Requirement
For each line of the data below that holds "film", copy the line.
----
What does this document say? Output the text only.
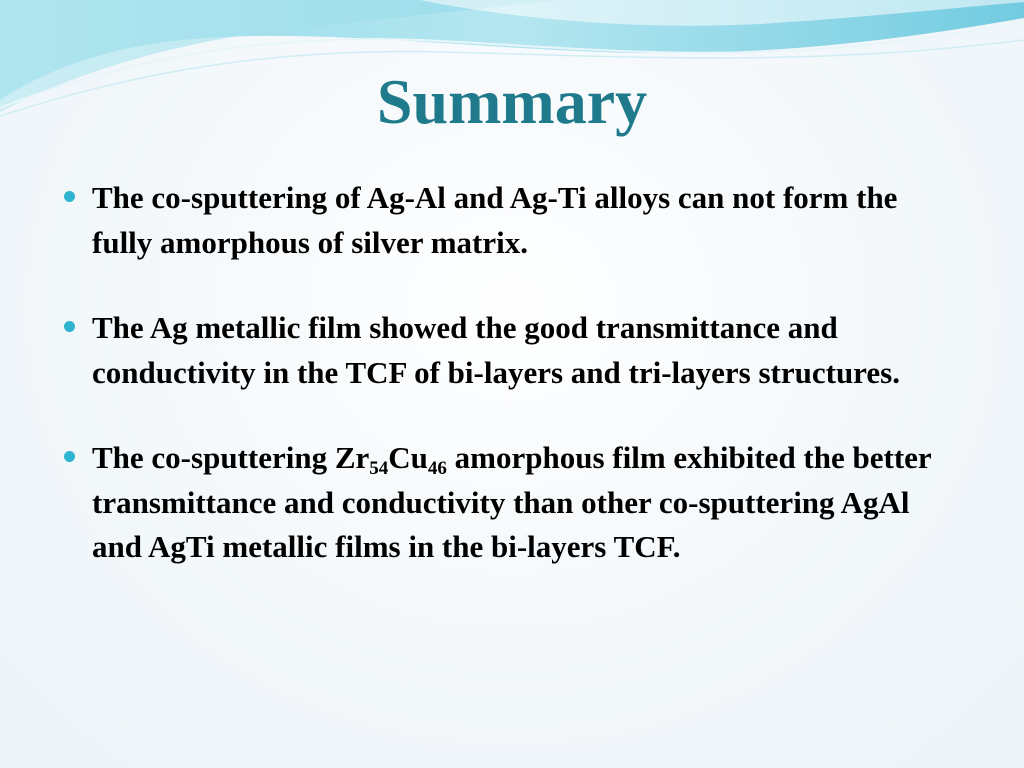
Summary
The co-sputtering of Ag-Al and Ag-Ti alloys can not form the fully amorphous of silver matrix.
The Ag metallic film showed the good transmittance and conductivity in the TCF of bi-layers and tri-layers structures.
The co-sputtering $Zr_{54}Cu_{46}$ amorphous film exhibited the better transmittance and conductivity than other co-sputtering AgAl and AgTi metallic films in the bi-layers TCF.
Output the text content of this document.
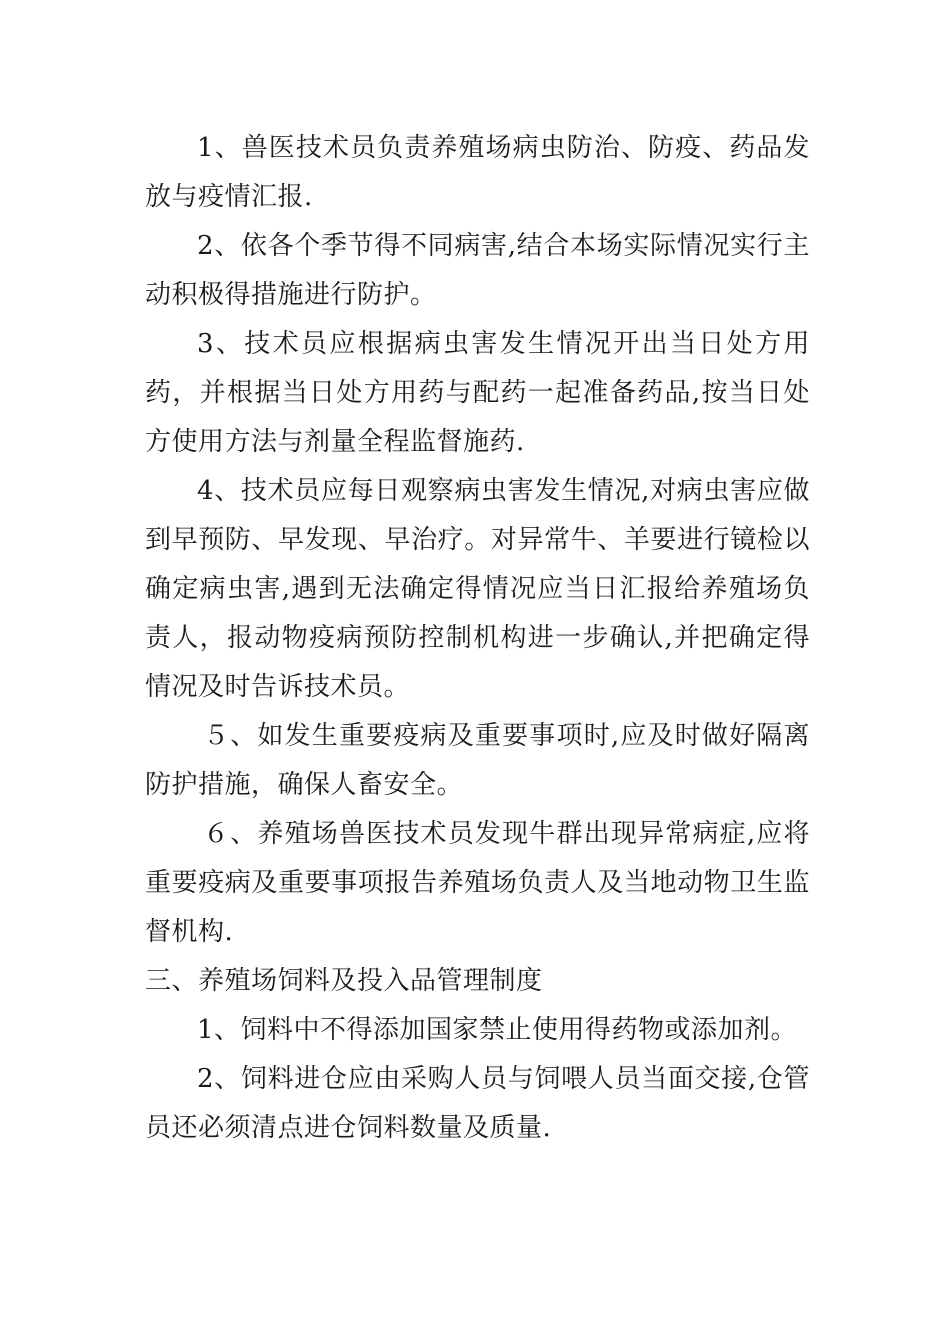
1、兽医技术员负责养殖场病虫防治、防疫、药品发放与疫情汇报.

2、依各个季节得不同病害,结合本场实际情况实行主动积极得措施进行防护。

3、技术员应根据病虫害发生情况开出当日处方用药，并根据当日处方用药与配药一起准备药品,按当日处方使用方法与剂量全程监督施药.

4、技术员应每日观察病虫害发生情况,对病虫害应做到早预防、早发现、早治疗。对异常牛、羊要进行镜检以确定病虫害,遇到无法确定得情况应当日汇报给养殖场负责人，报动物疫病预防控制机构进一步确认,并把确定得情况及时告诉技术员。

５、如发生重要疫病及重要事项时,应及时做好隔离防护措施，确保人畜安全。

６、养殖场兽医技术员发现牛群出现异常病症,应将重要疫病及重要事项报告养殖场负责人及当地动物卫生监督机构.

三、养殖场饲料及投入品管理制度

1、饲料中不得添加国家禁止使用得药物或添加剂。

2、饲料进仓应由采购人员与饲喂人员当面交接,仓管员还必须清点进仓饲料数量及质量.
----
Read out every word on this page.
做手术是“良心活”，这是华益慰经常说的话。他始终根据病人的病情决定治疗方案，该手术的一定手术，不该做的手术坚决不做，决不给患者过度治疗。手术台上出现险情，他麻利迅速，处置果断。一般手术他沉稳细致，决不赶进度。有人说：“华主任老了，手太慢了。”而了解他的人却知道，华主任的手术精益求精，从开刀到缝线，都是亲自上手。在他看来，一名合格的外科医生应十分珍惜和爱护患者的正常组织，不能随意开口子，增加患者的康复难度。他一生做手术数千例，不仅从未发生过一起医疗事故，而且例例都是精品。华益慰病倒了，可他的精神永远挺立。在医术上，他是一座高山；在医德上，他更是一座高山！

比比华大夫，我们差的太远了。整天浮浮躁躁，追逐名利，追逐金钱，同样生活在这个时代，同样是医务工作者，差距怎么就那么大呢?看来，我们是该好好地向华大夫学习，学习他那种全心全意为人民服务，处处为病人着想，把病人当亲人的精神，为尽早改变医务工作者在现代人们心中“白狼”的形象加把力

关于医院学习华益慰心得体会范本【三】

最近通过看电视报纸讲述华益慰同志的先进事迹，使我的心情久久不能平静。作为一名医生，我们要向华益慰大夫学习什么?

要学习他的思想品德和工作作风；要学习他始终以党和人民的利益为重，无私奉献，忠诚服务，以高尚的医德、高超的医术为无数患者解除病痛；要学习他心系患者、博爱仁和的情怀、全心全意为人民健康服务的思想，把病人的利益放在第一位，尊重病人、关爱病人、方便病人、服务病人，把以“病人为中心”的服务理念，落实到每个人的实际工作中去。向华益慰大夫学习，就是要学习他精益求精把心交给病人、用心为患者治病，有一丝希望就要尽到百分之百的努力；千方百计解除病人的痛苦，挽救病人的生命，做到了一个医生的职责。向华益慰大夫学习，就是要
----
Reply to the exercise
The Ag metallic film showed the good transmittance and conductivity in the TCF of bi-layers and tri-layers structures.
The co-sputtering $Zr_{54}Cu_{46}$ amorphous film exhibited the better transmittance and conductivity than other co-sputtering AgAl and AgTi metallic films in the bi-layers TCF.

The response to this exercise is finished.